How to complete this task
Every line containing the string "Lactose" should be returned from the records.

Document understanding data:

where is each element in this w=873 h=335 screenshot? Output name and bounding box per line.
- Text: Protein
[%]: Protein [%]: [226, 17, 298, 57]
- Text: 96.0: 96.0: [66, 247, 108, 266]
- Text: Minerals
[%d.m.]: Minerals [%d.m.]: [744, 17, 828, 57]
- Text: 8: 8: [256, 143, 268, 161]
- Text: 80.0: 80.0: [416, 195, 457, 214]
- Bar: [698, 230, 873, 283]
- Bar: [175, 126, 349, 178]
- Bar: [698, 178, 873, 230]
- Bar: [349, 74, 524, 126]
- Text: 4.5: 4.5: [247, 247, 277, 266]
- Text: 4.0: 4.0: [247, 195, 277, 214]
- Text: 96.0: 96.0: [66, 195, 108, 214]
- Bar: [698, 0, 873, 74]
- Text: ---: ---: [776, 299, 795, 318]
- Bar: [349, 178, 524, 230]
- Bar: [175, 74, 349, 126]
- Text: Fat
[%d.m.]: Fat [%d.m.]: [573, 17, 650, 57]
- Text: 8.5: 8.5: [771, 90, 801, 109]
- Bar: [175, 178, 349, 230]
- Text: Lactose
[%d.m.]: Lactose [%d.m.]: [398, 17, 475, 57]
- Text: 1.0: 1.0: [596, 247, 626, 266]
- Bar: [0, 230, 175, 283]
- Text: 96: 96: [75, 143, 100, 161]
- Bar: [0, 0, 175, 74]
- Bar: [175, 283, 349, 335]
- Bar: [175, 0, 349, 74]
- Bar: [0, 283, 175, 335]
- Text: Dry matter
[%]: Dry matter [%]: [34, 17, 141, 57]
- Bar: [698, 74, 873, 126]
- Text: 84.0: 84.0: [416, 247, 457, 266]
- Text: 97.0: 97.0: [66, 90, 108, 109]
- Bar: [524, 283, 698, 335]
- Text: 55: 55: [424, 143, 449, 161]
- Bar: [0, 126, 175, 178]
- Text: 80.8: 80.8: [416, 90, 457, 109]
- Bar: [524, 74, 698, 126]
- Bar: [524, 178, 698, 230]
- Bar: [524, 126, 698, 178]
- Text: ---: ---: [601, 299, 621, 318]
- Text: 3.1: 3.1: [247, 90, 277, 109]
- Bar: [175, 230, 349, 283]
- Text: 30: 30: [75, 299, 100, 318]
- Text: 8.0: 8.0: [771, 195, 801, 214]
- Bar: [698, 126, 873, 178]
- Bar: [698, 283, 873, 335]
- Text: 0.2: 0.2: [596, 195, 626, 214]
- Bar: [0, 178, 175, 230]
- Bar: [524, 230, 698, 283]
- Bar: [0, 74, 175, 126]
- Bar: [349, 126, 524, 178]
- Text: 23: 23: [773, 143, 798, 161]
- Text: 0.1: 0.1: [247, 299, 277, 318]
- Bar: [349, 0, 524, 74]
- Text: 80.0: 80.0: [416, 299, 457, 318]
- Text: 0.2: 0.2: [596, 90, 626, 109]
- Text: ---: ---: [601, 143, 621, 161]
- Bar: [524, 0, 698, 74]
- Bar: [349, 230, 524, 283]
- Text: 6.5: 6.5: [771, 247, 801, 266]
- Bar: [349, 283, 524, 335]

Output
- Text: Lactose
[%d.m.]: Lactose [%d.m.]: [398, 17, 475, 57]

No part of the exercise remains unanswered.